▶ _Given exercise_:
Transcribe every entry word for word, leaving out all images.

(Items from a figure collection)
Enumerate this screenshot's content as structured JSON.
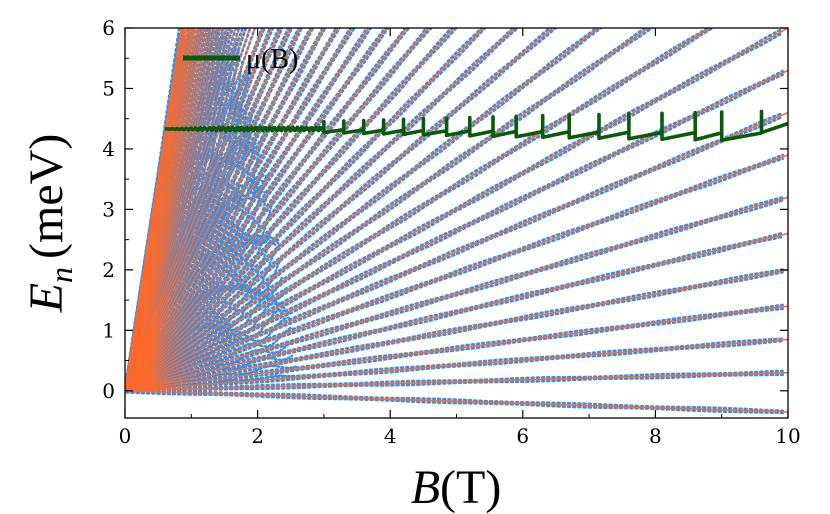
{
  "chart_data": {
    "type": "line",
    "xlabel": {
      "symbol": "B",
      "unit": "(T)"
    },
    "ylabel": {
      "symbol": "E",
      "subscript": "n",
      "unit": "(meV)"
    },
    "xlim": [
      0,
      10
    ],
    "ylim": [
      -0.45,
      6
    ],
    "xticks": [
      0,
      2,
      4,
      6,
      8,
      10
    ],
    "yticks": [
      0,
      1,
      2,
      3,
      4,
      5,
      6
    ],
    "grid": false,
    "legend": {
      "position": "top-left",
      "entries": [
        {
          "label": "μ(B)",
          "color": "#0a5a0a"
        }
      ]
    },
    "colors": {
      "numerical_levels": "#3b8fe6",
      "analytic_levels": "#ff6a2a",
      "chemical_potential": "#0a5a0a"
    },
    "series": [
      {
        "kind": "landau_fan_analytic",
        "style": "solid",
        "slopes_meV_per_T": [
          -0.035,
          0.03,
          0.085,
          0.14,
          0.2,
          0.26,
          0.32,
          0.39,
          0.46,
          0.53,
          0.6,
          0.68,
          0.76,
          0.84,
          0.93,
          1.02,
          1.11,
          1.21,
          1.31,
          1.41,
          1.52,
          1.63,
          1.75,
          1.87,
          2.0,
          2.13,
          2.27,
          2.41,
          2.56,
          2.72,
          2.88
        ]
      },
      {
        "kind": "landau_fan_numerical",
        "style": "dotted",
        "comment_free": true
      },
      {
        "name": "μ(B)",
        "kind": "chemical_potential",
        "style": "solid",
        "x": [
          0.6,
          10
        ],
        "baseline_meV": 4.33,
        "sawtooth_period_points": [
          3.0,
          3.3,
          3.6,
          3.9,
          4.2,
          4.5,
          4.85,
          5.2,
          5.55,
          5.9,
          6.3,
          6.7,
          7.15,
          7.6,
          8.1,
          8.6,
          9.0,
          9.6
        ]
      }
    ]
  }
}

▶ _Answer to the exercise_:
Enumerate this screenshot's content as structured JSON.
{
  "chart_data": {
    "type": "line",
    "xlabel": {
      "symbol": "B",
      "unit": "(T)"
    },
    "ylabel": {
      "symbol": "E",
      "subscript": "n",
      "unit": "(meV)"
    },
    "xlim": [
      0,
      10
    ],
    "ylim": [
      -0.45,
      6
    ],
    "xticks": [
      0,
      2,
      4,
      6,
      8,
      10
    ],
    "yticks": [
      0,
      1,
      2,
      3,
      4,
      5,
      6
    ],
    "grid": false,
    "legend": {
      "position": "top-left",
      "entries": [
        {
          "label": "μ(B)",
          "color": "#0a5a0a"
        }
      ]
    },
    "colors": {
      "numerical_levels": "#3b8fe6",
      "analytic_levels": "#ff6a2a",
      "chemical_potential": "#0a5a0a"
    },
    "series": [
      {
        "kind": "landau_fan_analytic",
        "style": "solid",
        "slopes_meV_per_T": [
          -0.035,
          0.03,
          0.085,
          0.14,
          0.2,
          0.26,
          0.32,
          0.39,
          0.46,
          0.53,
          0.6,
          0.68,
          0.76,
          0.84,
          0.93,
          1.02,
          1.11,
          1.21,
          1.31,
          1.41,
          1.52,
          1.63,
          1.75,
          1.87,
          2.0,
          2.13,
          2.27,
          2.41,
          2.56,
          2.72,
          2.88
        ]
      },
      {
        "kind": "landau_fan_numerical",
        "style": "dotted",
        "comment_free": true
      },
      {
        "name": "μ(B)",
        "kind": "chemical_potential",
        "style": "solid",
        "x": [
          0.6,
          10
        ],
        "baseline_meV": 4.33,
        "sawtooth_period_points": [
          3.0,
          3.3,
          3.6,
          3.9,
          4.2,
          4.5,
          4.85,
          5.2,
          5.55,
          5.9,
          6.3,
          6.7,
          7.15,
          7.6,
          8.1,
          8.6,
          9.0,
          9.6
        ]
      }
    ]
  }
}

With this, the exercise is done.